Dataset entries
----
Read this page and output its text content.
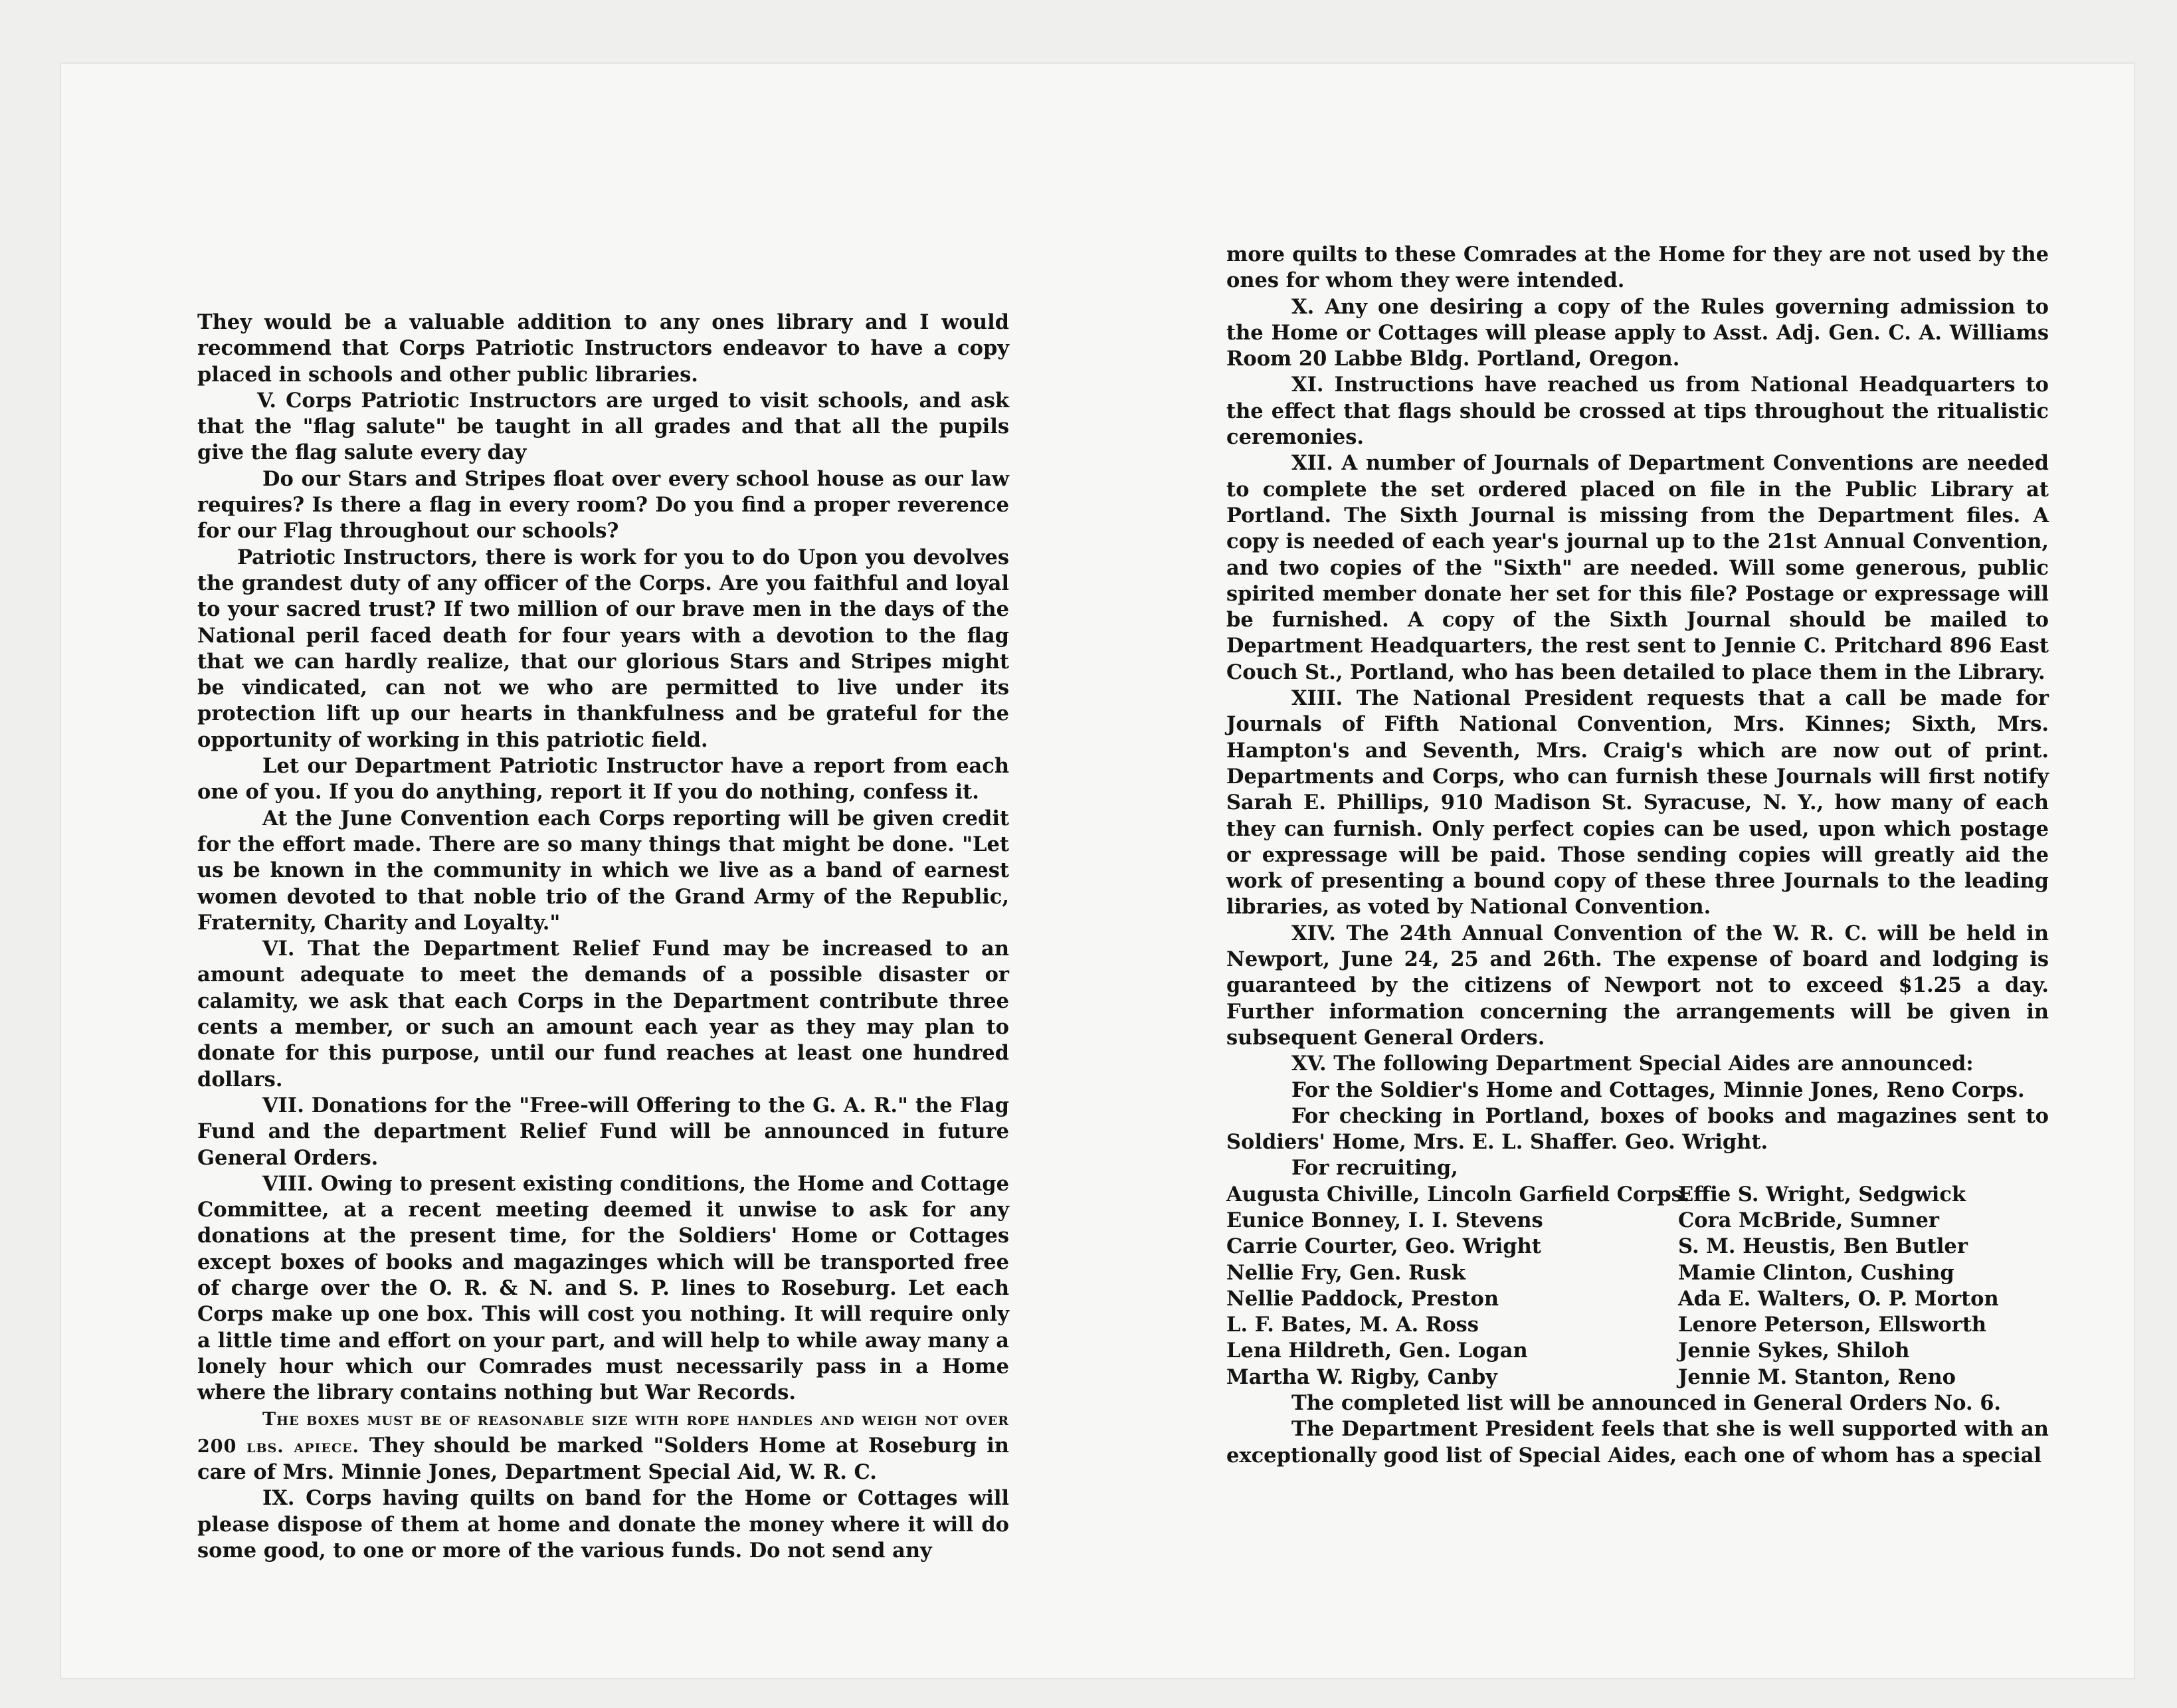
They would be a valuable addition to any ones library and I would recommend that Corps Patriotic Instructors endeavor to have a copy placed in schools and other public libraries.

V. Corps Patriotic Instructors are urged to visit schools, and ask that the "flag salute" be taught in all grades and that all the pupils give the flag salute every day

Do our Stars and Stripes float over every school house as our law requires? Is there a flag in every room? Do you find a proper reverence for our Flag throughout our schools?

Patriotic Instructors, there is work for you to do Upon you devolves the grandest duty of any officer of the Corps. Are you faithful and loyal to your sacred trust? If two million of our brave men in the days of the National peril faced death for four years with a devotion to the flag that we can hardly realize, that our glorious Stars and Stripes might be vindicated, can not we who are permitted to live under its protection lift up our hearts in thankfulness and be grateful for the opportunity of working in this patriotic field.

Let our Department Patriotic Instructor have a report from each one of you. If you do anything, report it If you do nothing, confess it.

At the June Convention each Corps reporting will be given credit for the effort made. There are so many things that might be done. "Let us be known in the community in which we live as a band of earnest women devoted to that noble trio of the Grand Army of the Republic, Fraternity, Charity and Loyalty."

VI. That the Department Relief Fund may be increased to an amount adequate to meet the demands of a possible disaster or calamity, we ask that each Corps in the Department contribute three cents a member, or such an amount each year as they may plan to donate for this purpose, until our fund reaches at least one hundred dollars.

VII. Donations for the "Free-will Offering to the G. A. R." the Flag Fund and the department Relief Fund will be announced in future General Orders.

VIII. Owing to present existing conditions, the Home and Cottage Committee, at a recent meeting deemed it unwise to ask for any donations at the present time, for the Soldiers' Home or Cottages except boxes of books and magazinges which will be transported free of charge over the O. R. & N. and S. P. lines to Roseburg. Let each Corps make up one box. This will cost you nothing. It will require only a little time and effort on your part, and will help to while away many a lonely hour which our Comrades must necessarily pass in a Home where the library contains nothing but War Records.

The boxes must be of reasonable size with rope handles and weigh not over 200 lbs. apiece. They should be marked "Solders Home at Roseburg in care of Mrs. Minnie Jones, Department Special Aid, W. R. C.

IX. Corps having quilts on band for the Home or Cottages will please dispose of them at home and donate the money where it will do some good, to one or more of the various funds. Do not send any

more quilts to these Comrades at the Home for they are not used by the ones for whom they were intended.

X. Any one desiring a copy of the Rules governing admission to the Home or Cottages will please apply to Asst. Adj. Gen. C. A. Williams Room 20 Labbe Bldg. Portland, Oregon.

XI. Instructions have reached us from National Headquarters to the effect that flags should be crossed at tips throughout the ritualistic ceremonies.

XII. A number of Journals of Department Conventions are needed to complete the set ordered placed on file in the Public Library at Portland. The Sixth Journal is missing from the Department files. A copy is needed of each year's journal up to the 21st Annual Convention, and two copies of the "Sixth" are needed. Will some generous, public spirited member donate her set for this file? Postage or expressage will be furnished. A copy of the Sixth Journal should be mailed to Department Headquarters, the rest sent to Jennie C. Pritchard 896 East Couch St., Portland, who has been detailed to place them in the Library.

XIII. The National President requests that a call be made for Journals of Fifth National Convention, Mrs. Kinnes; Sixth, Mrs. Hampton's and Seventh, Mrs. Craig's which are now out of print. Departments and Corps, who can furnish these Journals will first notify Sarah E. Phillips, 910 Madison St. Syracuse, N. Y., how many of each they can furnish. Only perfect copies can be used, upon which postage or expressage will be paid. Those sending copies will greatly aid the work of presenting a bound copy of these three Journals to the leading libraries, as voted by National Convention.

XIV. The 24th Annual Convention of the W. R. C. will be held in Newport, June 24, 25 and 26th. The expense of board and lodging is guaranteed by the citizens of Newport not to exceed $1.25 a day. Further information concerning the arrangements will be given in subsequent General Orders.

XV. The following Department Special Aides are announced:

For the Soldier's Home and Cottages, Minnie Jones, Reno Corps.

For checking in Portland, boxes of books and magazines sent to Soldiers' Home, Mrs. E. L. Shaffer. Geo. Wright.

For recruiting,

Augusta Chiville, Lincoln Garfield Corps.
Eunice Bonney, I. I. Stevens
Carrie Courter, Geo. Wright
Nellie Fry, Gen. Rusk
Nellie Paddock, Preston
L. F. Bates, M. A. Ross
Lena Hildreth, Gen. Logan
Martha W. Rigby, Canby
Effie S. Wright, Sedgwick
Cora McBride, Sumner
S. M. Heustis, Ben Butler
Mamie Clinton, Cushing
Ada E. Walters, O. P. Morton
Lenore Peterson, Ellsworth
Jennie Sykes, Shiloh
Jennie M. Stanton, Reno

The completed list will be announced in General Orders No. 6.

The Department President feels that she is well supported with an exceptionally good list of Special Aides, each one of whom has a special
----
AIM - Pick out every line with the string "Reno" and copy it.

ANSWER FOR THE TASK -
For the Soldier's Home and Cottages, Minnie Jones, Reno Corps.
Jennie M. Stanton, Reno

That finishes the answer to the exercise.